— begin SUPPLIED ENTRIES —

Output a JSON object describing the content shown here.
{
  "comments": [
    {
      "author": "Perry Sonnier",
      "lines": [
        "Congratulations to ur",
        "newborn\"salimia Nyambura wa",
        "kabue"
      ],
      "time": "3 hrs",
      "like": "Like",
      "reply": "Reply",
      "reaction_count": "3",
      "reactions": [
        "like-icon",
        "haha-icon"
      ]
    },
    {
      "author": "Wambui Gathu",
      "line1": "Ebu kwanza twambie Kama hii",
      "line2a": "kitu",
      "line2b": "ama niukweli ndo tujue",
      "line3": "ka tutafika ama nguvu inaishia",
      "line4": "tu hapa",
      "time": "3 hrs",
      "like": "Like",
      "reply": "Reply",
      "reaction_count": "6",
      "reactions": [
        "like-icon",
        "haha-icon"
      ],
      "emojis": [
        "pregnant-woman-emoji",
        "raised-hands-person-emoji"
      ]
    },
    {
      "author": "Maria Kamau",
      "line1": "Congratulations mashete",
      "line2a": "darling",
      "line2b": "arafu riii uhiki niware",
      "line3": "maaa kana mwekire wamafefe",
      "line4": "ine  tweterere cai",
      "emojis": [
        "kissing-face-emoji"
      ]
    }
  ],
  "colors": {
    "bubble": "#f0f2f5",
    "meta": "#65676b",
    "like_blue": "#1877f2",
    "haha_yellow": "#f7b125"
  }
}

— end SUPPLIED ENTRIES —

| GIVEN TASK |
Each line of the material above needs to be quoted exactly, please.

| EXERCISE ANSWER |
Output a JSON object describing the content shown here.
{
  "comments": [
    {
      "author": "Perry Sonnier",
      "lines": [
        "Congratulations to ur",
        "newborn\"salimia Nyambura wa",
        "kabue"
      ],
      "time": "3 hrs",
      "like": "Like",
      "reply": "Reply",
      "reaction_count": "3",
      "reactions": [
        "like-icon",
        "haha-icon"
      ]
    },
    {
      "author": "Wambui Gathu",
      "line1": "Ebu kwanza twambie Kama hii",
      "line2a": "kitu",
      "line2b": "ama niukweli ndo tujue",
      "line3": "ka tutafika ama nguvu inaishia",
      "line4": "tu hapa",
      "time": "3 hrs",
      "like": "Like",
      "reply": "Reply",
      "reaction_count": "6",
      "reactions": [
        "like-icon",
        "haha-icon"
      ],
      "emojis": [
        "pregnant-woman-emoji",
        "raised-hands-person-emoji"
      ]
    },
    {
      "author": "Maria Kamau",
      "line1": "Congratulations mashete",
      "line2a": "darling",
      "line2b": "arafu riii uhiki niware",
      "line3": "maaa kana mwekire wamafefe",
      "line4": "ine  tweterere cai",
      "emojis": [
        "kissing-face-emoji"
      ]
    }
  ],
  "colors": {
    "bubble": "#f0f2f5",
    "meta": "#65676b",
    "like_blue": "#1877f2",
    "haha_yellow": "#f7b125"
  }
}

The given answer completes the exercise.